### To do:
All entries are to be quoted exactly; the images stay out of the copy.

### Data supplied:
=====
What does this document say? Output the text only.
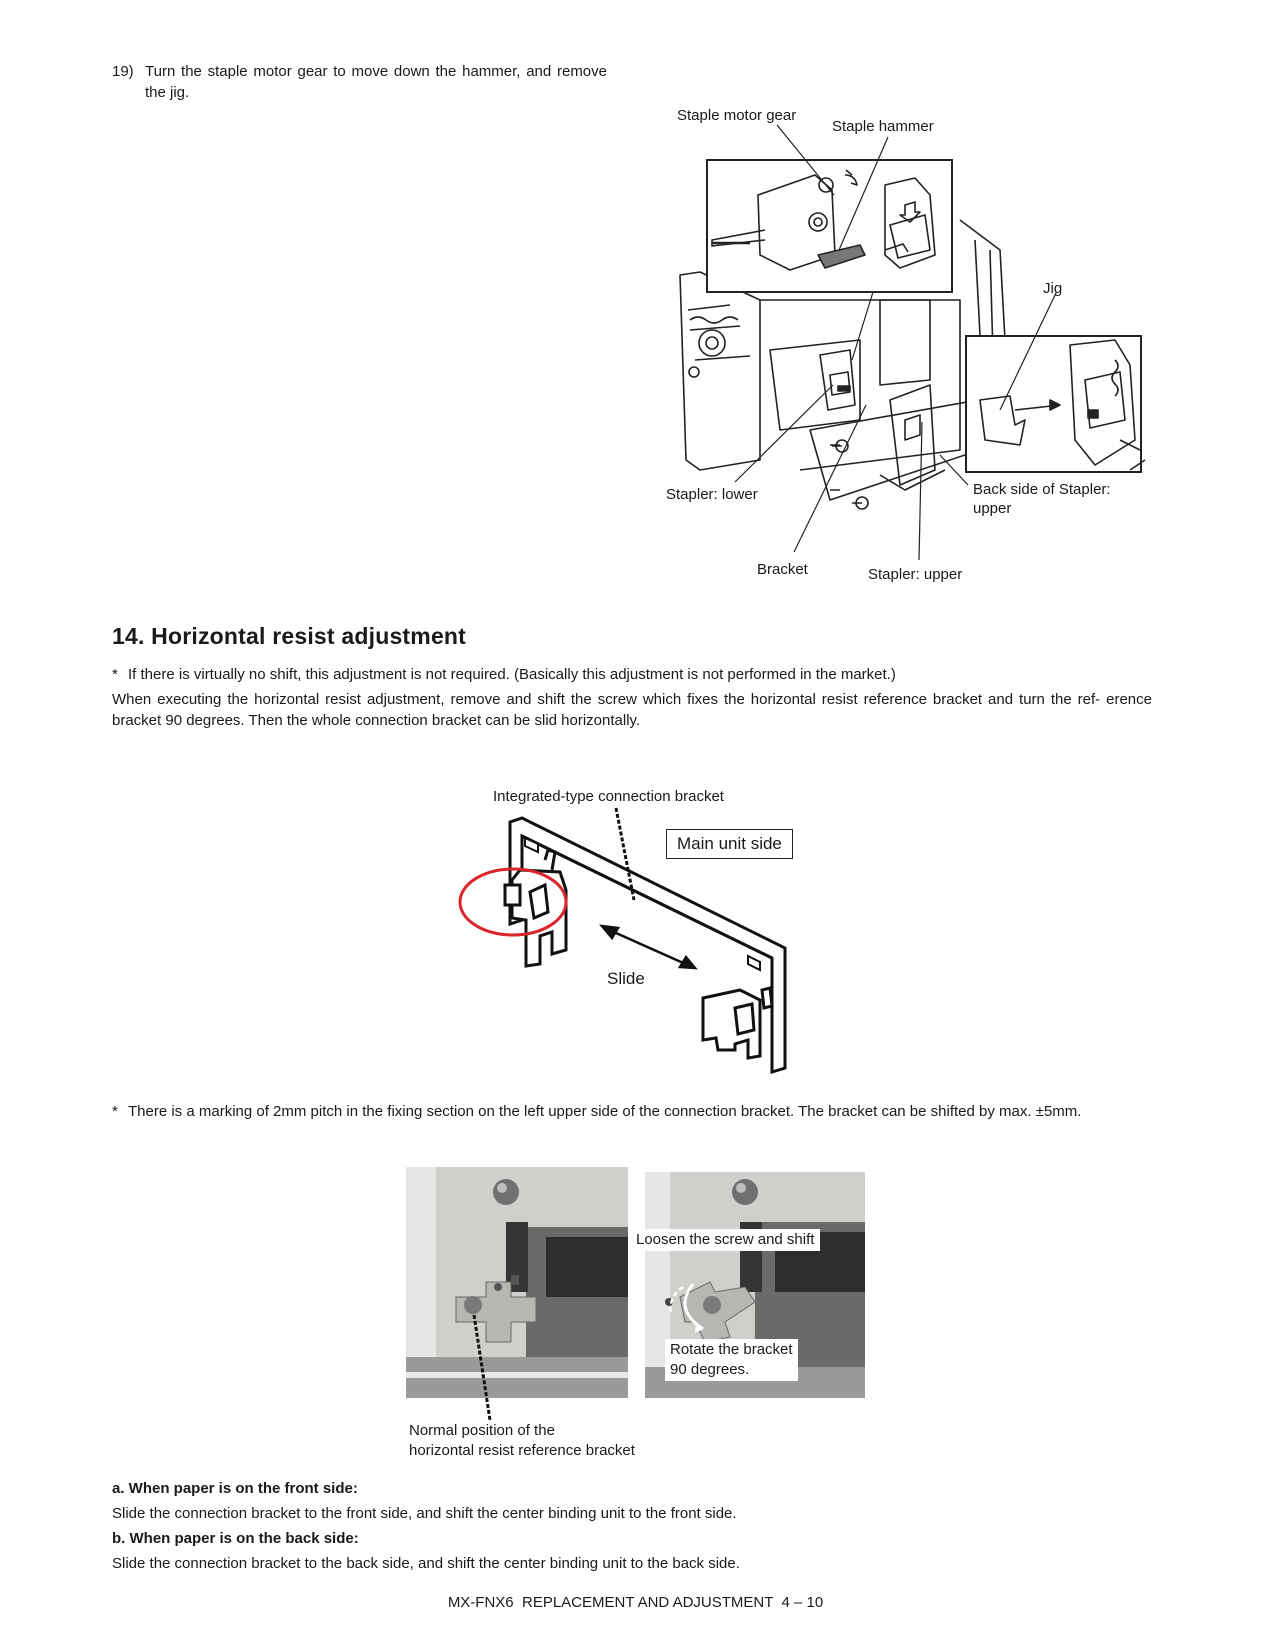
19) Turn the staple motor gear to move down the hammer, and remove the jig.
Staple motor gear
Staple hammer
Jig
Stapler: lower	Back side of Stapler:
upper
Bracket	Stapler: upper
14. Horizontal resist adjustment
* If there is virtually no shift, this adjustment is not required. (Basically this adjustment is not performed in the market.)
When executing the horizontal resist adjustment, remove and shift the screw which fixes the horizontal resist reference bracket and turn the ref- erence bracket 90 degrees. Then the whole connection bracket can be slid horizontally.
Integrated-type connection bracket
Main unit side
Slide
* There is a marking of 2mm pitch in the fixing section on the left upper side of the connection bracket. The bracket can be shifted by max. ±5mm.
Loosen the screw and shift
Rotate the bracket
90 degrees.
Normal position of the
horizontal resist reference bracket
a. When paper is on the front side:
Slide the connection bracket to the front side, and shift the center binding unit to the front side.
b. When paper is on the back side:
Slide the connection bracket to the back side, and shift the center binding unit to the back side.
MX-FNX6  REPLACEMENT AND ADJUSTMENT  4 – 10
=====
### Result for this exercise:
What does this document say? Output the text only.
19) Turn the staple motor gear to move down the hammer, and remove the jig.
Staple motor gear
Staple hammer
Jig
Stapler: lower	Back side of Stapler:
upper
Bracket	Stapler: upper
14. Horizontal resist adjustment
* If there is virtually no shift, this adjustment is not required. (Basically this adjustment is not performed in the market.)
When executing the horizontal resist adjustment, remove and shift the screw which fixes the horizontal resist reference bracket and turn the ref- erence bracket 90 degrees. Then the whole connection bracket can be slid horizontally.
Integrated-type connection bracket
Main unit side
Slide
* There is a marking of 2mm pitch in the fixing section on the left upper side of the connection bracket. The bracket can be shifted by max. ±5mm.
Loosen the screw and shift
Rotate the bracket
90 degrees.
Normal position of the
horizontal resist reference bracket
a. When paper is on the front side:
Slide the connection bracket to the front side, and shift the center binding unit to the front side.
b. When paper is on the back side:
Slide the connection bracket to the back side, and shift the center binding unit to the back side.
MX-FNX6  REPLACEMENT AND ADJUSTMENT  4 – 10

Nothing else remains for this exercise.